■ Stated task: Gather all lines containing the string "Winkelgetriebe" and copy them out.
***** Stored rows *****
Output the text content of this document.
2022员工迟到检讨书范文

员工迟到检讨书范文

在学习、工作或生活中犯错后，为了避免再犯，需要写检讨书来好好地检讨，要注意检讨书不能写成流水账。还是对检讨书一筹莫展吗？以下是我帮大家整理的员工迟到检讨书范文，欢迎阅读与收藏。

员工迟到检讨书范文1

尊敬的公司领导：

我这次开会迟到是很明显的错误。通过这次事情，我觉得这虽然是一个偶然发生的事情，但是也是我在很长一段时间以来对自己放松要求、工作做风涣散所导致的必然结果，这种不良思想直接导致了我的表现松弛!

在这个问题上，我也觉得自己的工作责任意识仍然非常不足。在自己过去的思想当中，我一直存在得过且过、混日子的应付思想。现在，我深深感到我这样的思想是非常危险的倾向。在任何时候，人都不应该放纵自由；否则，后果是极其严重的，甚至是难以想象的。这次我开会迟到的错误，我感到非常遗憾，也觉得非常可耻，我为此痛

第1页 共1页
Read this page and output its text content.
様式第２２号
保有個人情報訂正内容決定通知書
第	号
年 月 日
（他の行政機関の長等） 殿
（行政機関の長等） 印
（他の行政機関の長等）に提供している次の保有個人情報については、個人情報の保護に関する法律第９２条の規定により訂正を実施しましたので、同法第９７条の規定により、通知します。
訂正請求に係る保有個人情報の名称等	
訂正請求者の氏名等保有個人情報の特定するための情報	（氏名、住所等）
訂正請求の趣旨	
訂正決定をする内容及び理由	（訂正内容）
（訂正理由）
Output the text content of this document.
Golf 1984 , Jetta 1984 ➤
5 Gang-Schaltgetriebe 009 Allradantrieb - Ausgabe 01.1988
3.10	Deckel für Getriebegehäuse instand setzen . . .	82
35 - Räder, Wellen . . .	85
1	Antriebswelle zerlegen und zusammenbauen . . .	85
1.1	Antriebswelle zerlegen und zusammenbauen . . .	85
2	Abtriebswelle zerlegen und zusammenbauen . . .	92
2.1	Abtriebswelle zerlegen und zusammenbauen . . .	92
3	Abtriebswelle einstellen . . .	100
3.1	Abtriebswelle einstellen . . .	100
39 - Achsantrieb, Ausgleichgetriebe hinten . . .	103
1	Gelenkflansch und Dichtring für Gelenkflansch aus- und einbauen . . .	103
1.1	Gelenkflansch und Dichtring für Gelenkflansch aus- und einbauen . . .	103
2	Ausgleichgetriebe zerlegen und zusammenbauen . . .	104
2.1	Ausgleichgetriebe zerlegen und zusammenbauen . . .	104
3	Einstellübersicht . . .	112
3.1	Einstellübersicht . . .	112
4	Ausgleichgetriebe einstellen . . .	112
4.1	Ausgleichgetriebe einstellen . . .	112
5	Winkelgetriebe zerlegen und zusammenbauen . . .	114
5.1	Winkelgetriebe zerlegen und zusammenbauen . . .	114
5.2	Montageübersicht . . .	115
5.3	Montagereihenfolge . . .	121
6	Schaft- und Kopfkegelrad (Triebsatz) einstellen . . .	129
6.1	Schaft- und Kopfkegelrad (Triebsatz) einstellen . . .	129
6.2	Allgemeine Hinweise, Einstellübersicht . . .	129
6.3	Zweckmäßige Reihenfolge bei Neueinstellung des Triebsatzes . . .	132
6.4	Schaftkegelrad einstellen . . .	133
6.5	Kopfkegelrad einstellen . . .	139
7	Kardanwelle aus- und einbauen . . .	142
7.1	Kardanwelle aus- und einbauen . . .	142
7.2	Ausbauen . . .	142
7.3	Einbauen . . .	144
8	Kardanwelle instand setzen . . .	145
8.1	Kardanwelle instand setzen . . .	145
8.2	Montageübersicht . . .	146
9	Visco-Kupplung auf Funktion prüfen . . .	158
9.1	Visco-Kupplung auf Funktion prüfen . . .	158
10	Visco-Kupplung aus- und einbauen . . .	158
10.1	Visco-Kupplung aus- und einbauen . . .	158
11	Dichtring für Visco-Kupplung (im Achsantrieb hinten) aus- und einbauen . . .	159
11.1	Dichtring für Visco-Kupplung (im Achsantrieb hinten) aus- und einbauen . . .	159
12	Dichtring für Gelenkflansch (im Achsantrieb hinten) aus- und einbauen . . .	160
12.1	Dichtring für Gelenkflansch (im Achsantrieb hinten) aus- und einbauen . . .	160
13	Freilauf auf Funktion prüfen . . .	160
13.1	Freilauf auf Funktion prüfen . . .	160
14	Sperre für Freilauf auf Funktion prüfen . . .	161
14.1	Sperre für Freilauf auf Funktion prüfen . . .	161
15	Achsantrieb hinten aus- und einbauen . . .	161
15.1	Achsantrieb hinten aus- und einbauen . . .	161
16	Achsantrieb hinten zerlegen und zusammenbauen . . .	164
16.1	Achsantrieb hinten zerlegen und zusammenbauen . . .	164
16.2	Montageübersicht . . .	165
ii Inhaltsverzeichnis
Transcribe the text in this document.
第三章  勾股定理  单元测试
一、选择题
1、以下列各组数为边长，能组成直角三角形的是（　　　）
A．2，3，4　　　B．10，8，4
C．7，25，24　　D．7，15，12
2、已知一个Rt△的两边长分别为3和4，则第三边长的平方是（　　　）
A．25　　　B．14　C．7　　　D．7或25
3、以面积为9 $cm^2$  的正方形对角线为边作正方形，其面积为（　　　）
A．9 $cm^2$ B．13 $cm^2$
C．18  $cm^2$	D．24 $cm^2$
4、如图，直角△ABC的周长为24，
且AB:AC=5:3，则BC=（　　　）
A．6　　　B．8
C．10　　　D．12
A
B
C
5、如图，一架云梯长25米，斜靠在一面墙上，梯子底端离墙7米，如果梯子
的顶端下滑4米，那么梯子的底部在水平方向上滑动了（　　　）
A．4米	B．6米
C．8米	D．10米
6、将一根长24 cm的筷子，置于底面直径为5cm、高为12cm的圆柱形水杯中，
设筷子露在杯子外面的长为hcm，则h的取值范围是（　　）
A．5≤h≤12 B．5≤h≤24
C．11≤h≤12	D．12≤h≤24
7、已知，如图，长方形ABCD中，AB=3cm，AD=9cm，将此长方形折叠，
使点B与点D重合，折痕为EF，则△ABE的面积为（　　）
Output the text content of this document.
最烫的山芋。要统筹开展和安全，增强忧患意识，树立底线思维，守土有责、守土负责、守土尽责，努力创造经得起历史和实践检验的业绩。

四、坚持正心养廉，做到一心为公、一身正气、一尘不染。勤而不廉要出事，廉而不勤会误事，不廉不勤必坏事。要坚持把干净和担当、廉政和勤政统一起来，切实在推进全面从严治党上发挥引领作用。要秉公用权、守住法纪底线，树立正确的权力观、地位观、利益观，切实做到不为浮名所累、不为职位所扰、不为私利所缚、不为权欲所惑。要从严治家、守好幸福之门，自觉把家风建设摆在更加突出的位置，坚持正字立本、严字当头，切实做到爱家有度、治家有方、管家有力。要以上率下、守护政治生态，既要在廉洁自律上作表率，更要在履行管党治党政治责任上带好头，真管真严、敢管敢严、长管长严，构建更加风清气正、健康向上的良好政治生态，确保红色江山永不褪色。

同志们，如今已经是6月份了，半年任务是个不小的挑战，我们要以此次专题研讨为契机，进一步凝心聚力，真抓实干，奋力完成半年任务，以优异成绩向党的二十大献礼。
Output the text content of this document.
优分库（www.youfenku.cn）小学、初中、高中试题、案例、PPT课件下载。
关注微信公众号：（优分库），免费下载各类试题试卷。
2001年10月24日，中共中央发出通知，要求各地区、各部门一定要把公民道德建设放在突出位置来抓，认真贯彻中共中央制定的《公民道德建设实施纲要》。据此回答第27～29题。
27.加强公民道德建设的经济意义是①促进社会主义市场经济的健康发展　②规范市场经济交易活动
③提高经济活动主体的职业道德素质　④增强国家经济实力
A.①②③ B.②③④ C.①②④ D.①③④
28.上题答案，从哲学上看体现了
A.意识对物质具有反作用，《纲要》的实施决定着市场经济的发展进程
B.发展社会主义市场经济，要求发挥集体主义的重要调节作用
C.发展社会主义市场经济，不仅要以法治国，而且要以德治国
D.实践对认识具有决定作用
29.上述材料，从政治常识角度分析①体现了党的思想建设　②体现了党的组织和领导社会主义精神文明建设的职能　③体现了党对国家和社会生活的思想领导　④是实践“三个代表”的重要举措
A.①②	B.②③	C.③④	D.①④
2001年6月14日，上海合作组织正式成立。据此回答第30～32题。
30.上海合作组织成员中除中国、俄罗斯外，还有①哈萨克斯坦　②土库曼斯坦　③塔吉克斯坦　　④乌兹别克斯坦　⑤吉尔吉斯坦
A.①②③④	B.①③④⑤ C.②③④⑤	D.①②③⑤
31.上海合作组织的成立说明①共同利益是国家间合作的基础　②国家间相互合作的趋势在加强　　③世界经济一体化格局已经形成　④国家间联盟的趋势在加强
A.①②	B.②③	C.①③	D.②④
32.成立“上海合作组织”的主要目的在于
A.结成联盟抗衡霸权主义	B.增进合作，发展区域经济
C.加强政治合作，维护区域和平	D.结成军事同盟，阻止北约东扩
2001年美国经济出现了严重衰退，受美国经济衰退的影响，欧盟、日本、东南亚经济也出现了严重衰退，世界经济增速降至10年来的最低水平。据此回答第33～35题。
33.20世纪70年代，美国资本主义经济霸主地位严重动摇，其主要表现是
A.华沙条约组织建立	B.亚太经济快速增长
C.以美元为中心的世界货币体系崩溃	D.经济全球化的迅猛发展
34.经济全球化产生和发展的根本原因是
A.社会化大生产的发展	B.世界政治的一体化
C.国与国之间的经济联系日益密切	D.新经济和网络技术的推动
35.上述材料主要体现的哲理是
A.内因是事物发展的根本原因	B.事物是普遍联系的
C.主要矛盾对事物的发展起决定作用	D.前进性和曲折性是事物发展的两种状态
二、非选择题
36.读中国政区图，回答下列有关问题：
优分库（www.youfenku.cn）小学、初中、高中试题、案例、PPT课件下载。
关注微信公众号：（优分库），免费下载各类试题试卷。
*****
■ Task result:
5	Winkelgetriebe zerlegen und zusammenbauen . . .	114
5.1	Winkelgetriebe zerlegen und zusammenbauen . . .	114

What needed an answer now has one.